[Annotated element entries]
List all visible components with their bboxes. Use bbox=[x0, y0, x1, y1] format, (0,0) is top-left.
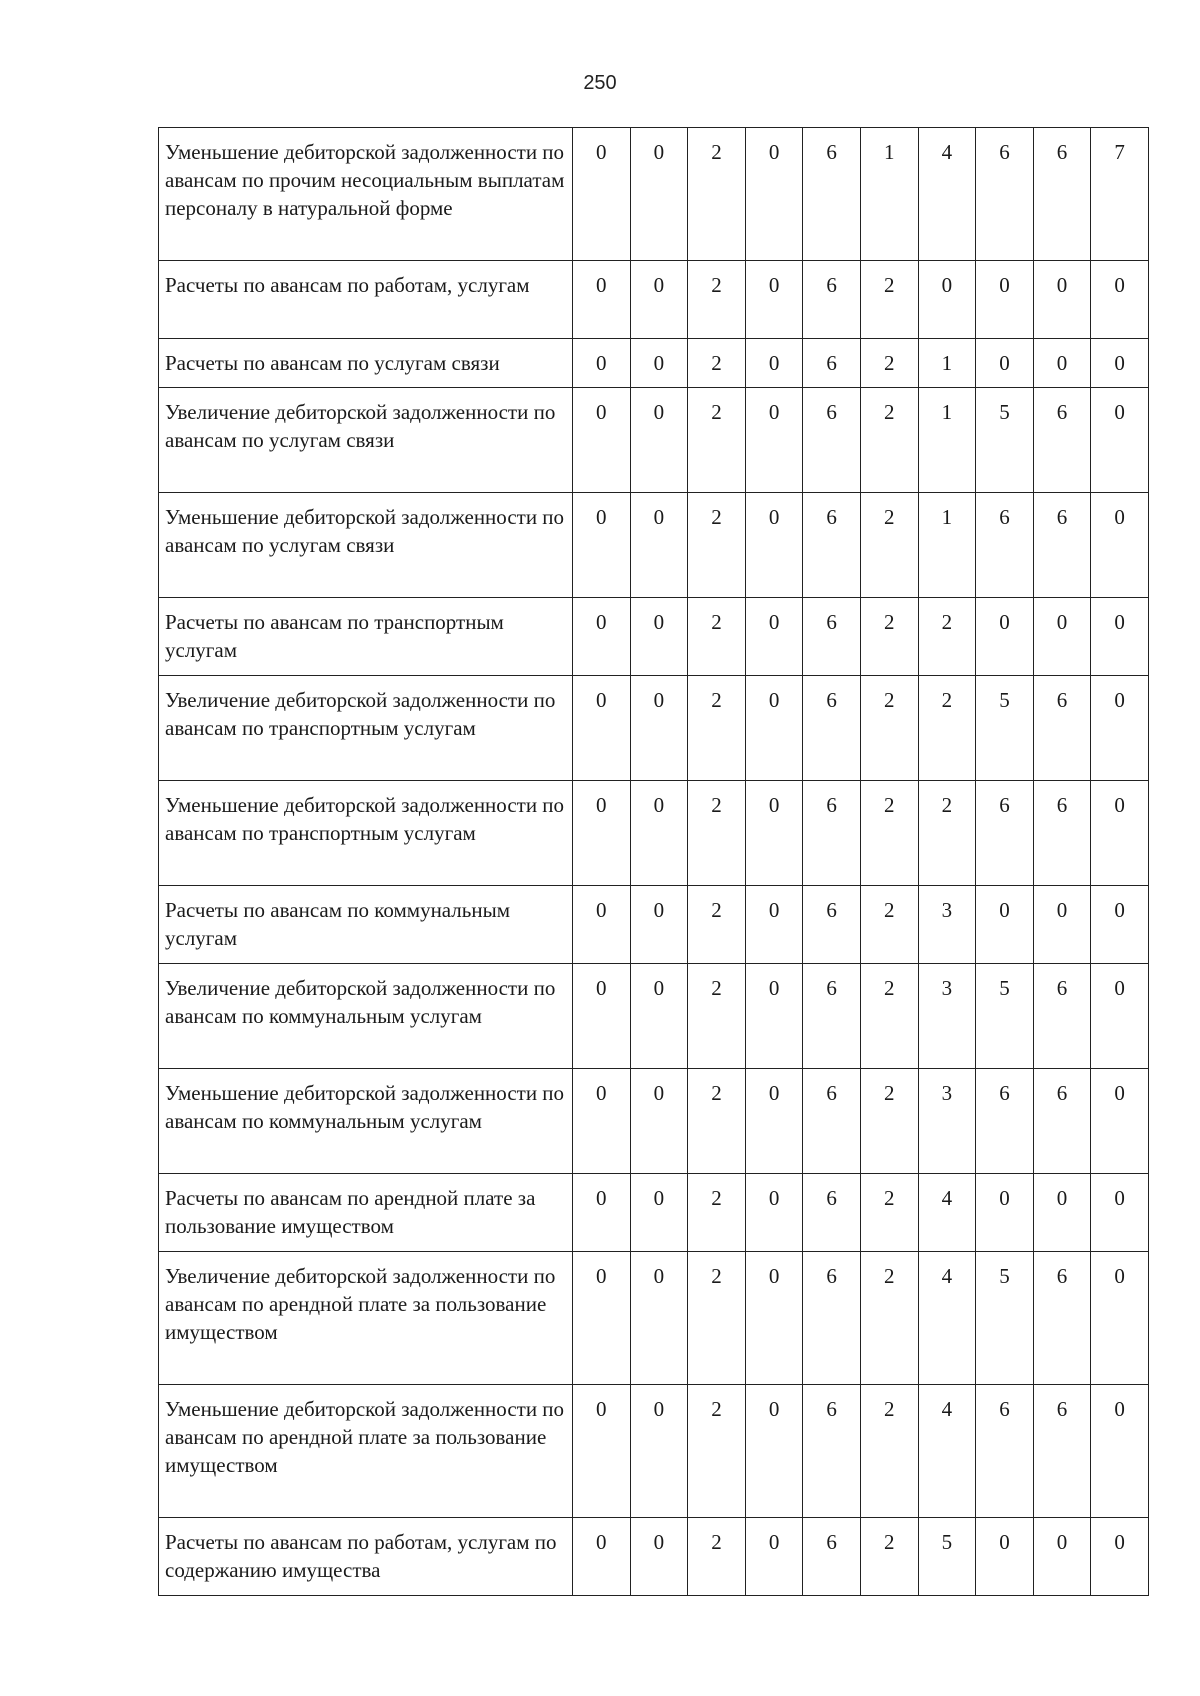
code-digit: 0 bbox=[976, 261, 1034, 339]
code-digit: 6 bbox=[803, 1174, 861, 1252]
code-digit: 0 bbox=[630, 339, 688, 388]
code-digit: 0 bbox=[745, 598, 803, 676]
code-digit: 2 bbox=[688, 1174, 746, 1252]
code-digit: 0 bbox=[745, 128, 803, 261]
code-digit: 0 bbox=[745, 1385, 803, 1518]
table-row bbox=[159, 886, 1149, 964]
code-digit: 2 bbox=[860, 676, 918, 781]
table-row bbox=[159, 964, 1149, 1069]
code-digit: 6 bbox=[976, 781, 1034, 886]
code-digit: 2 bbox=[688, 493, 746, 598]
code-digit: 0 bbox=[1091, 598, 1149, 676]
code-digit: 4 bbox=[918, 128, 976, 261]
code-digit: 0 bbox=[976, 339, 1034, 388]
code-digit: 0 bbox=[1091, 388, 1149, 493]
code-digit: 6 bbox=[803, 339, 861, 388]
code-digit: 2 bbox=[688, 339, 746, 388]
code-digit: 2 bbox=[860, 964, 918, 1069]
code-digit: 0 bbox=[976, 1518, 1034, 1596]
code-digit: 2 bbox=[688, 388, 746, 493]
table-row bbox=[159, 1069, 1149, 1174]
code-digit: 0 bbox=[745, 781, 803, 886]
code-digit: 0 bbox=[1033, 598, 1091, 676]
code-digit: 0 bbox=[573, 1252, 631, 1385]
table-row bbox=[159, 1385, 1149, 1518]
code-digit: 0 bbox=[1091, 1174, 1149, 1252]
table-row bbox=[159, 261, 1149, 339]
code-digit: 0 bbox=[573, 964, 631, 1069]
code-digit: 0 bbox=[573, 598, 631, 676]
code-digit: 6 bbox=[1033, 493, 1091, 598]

● AIM OF THE TASK: Rewrite the entries above with "components" changed to "elements", keeping everything else the same. Leave out the pictures.

● EXERCISE RESPONSE:
List all visible elements with their bboxes. Use bbox=[x0, y0, x1, y1] format, (0,0) is top-left.
code-digit: 0 bbox=[976, 261, 1034, 339]
code-digit: 6 bbox=[803, 1174, 861, 1252]
code-digit: 0 bbox=[630, 339, 688, 388]
code-digit: 0 bbox=[745, 598, 803, 676]
code-digit: 2 bbox=[688, 1174, 746, 1252]
code-digit: 0 bbox=[745, 128, 803, 261]
code-digit: 0 bbox=[745, 1385, 803, 1518]
table-row bbox=[159, 886, 1149, 964]
code-digit: 2 bbox=[860, 676, 918, 781]
table-row bbox=[159, 964, 1149, 1069]
code-digit: 6 bbox=[976, 781, 1034, 886]
code-digit: 2 bbox=[688, 493, 746, 598]
code-digit: 0 bbox=[1091, 598, 1149, 676]
code-digit: 4 bbox=[918, 128, 976, 261]
code-digit: 0 bbox=[976, 339, 1034, 388]
code-digit: 0 bbox=[1091, 388, 1149, 493]
code-digit: 6 bbox=[803, 339, 861, 388]
code-digit: 2 bbox=[688, 339, 746, 388]
code-digit: 2 bbox=[860, 964, 918, 1069]
code-digit: 0 bbox=[976, 1518, 1034, 1596]
code-digit: 2 bbox=[688, 388, 746, 493]
table-row bbox=[159, 1069, 1149, 1174]
code-digit: 0 bbox=[745, 781, 803, 886]
code-digit: 0 bbox=[1033, 598, 1091, 676]
code-digit: 0 bbox=[573, 1252, 631, 1385]
table-row bbox=[159, 1385, 1149, 1518]
code-digit: 0 bbox=[1091, 1174, 1149, 1252]
table-row bbox=[159, 261, 1149, 339]
code-digit: 0 bbox=[573, 964, 631, 1069]
code-digit: 0 bbox=[573, 598, 631, 676]
code-digit: 6 bbox=[1033, 493, 1091, 598]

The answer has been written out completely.